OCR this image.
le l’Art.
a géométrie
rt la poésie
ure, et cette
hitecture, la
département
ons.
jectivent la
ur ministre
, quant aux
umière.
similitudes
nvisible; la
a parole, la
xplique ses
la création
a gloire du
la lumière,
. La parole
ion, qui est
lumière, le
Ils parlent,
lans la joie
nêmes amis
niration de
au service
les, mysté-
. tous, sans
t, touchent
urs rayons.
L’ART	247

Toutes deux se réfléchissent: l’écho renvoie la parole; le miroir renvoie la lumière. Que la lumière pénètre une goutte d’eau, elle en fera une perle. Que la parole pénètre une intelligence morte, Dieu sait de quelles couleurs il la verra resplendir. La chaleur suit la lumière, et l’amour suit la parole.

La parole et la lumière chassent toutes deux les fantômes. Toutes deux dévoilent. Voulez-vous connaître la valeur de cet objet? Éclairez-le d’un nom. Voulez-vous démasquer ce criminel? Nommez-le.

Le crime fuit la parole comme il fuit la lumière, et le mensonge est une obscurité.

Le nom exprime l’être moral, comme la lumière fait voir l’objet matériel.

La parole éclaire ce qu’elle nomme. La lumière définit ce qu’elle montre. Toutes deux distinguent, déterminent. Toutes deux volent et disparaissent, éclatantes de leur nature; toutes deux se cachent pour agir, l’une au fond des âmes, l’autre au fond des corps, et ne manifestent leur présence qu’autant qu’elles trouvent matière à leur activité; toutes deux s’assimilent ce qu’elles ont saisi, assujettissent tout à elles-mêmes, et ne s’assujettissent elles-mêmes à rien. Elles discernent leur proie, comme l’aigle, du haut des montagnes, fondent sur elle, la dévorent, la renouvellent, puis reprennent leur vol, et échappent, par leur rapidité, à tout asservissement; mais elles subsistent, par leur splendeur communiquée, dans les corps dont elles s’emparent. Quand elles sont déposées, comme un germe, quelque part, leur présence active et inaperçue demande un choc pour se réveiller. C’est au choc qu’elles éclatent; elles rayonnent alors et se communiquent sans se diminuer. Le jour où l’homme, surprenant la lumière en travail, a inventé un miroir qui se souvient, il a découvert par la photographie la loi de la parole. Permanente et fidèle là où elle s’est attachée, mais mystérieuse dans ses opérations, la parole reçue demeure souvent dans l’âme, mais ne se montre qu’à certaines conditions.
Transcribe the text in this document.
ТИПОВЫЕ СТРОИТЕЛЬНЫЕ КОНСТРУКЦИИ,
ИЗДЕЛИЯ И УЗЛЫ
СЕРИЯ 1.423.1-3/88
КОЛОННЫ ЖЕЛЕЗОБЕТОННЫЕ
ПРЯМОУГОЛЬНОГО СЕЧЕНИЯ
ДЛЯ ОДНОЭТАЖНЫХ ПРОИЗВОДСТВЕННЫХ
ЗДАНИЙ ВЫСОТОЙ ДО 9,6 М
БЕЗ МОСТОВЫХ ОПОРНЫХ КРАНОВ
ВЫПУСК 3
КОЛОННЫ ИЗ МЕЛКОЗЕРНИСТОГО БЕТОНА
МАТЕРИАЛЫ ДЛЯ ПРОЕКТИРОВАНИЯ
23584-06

Work to do =
Go through the data and return every record exactly.

Expected answer =
OCR this image.
le l’Art.
a géométrie
rt la poésie
ure, et cette
hitecture, la
département
ons.
jectivent la
ur ministre
, quant aux
umière.
similitudes
nvisible; la
a parole, la
xplique ses
la création
a gloire du
la lumière,
. La parole
ion, qui est
lumière, le
Ils parlent,
lans la joie
nêmes amis
niration de
au service
les, mysté-
. tous, sans
t, touchent
urs rayons.
L’ART	247

Toutes deux se réfléchissent: l’écho renvoie la parole; le miroir renvoie la lumière. Que la lumière pénètre une goutte d’eau, elle en fera une perle. Que la parole pénètre une intelligence morte, Dieu sait de quelles couleurs il la verra resplendir. La chaleur suit la lumière, et l’amour suit la parole.

La parole et la lumière chassent toutes deux les fantômes. Toutes deux dévoilent. Voulez-vous connaître la valeur de cet objet? Éclairez-le d’un nom. Voulez-vous démasquer ce criminel? Nommez-le.

Le crime fuit la parole comme il fuit la lumière, et le mensonge est une obscurité.

Le nom exprime l’être moral, comme la lumière fait voir l’objet matériel.

La parole éclaire ce qu’elle nomme. La lumière définit ce qu’elle montre. Toutes deux distinguent, déterminent. Toutes deux volent et disparaissent, éclatantes de leur nature; toutes deux se cachent pour agir, l’une au fond des âmes, l’autre au fond des corps, et ne manifestent leur présence qu’autant qu’elles trouvent matière à leur activité; toutes deux s’assimilent ce qu’elles ont saisi, assujettissent tout à elles-mêmes, et ne s’assujettissent elles-mêmes à rien. Elles discernent leur proie, comme l’aigle, du haut des montagnes, fondent sur elle, la dévorent, la renouvellent, puis reprennent leur vol, et échappent, par leur rapidité, à tout asservissement; mais elles subsistent, par leur splendeur communiquée, dans les corps dont elles s’emparent. Quand elles sont déposées, comme un germe, quelque part, leur présence active et inaperçue demande un choc pour se réveiller. C’est au choc qu’elles éclatent; elles rayonnent alors et se communiquent sans se diminuer. Le jour où l’homme, surprenant la lumière en travail, a inventé un miroir qui se souvient, il a découvert par la photographie la loi de la parole. Permanente et fidèle là où elle s’est attachée, mais mystérieuse dans ses opérations, la parole reçue demeure souvent dans l’âme, mais ne se montre qu’à certaines conditions.
Transcribe the text in this document.
ТИПОВЫЕ СТРОИТЕЛЬНЫЕ КОНСТРУКЦИИ,
ИЗДЕЛИЯ И УЗЛЫ
СЕРИЯ 1.423.1-3/88
КОЛОННЫ ЖЕЛЕЗОБЕТОННЫЕ
ПРЯМОУГОЛЬНОГО СЕЧЕНИЯ
ДЛЯ ОДНОЭТАЖНЫХ ПРОИЗВОДСТВЕННЫХ
ЗДАНИЙ ВЫСОТОЙ ДО 9,6 М
БЕЗ МОСТОВЫХ ОПОРНЫХ КРАНОВ
ВЫПУСК 3
КОЛОННЫ ИЗ МЕЛКОЗЕРНИСТОГО БЕТОНА
МАТЕРИАЛЫ ДЛЯ ПРОЕКТИРОВАНИЯ
23584-06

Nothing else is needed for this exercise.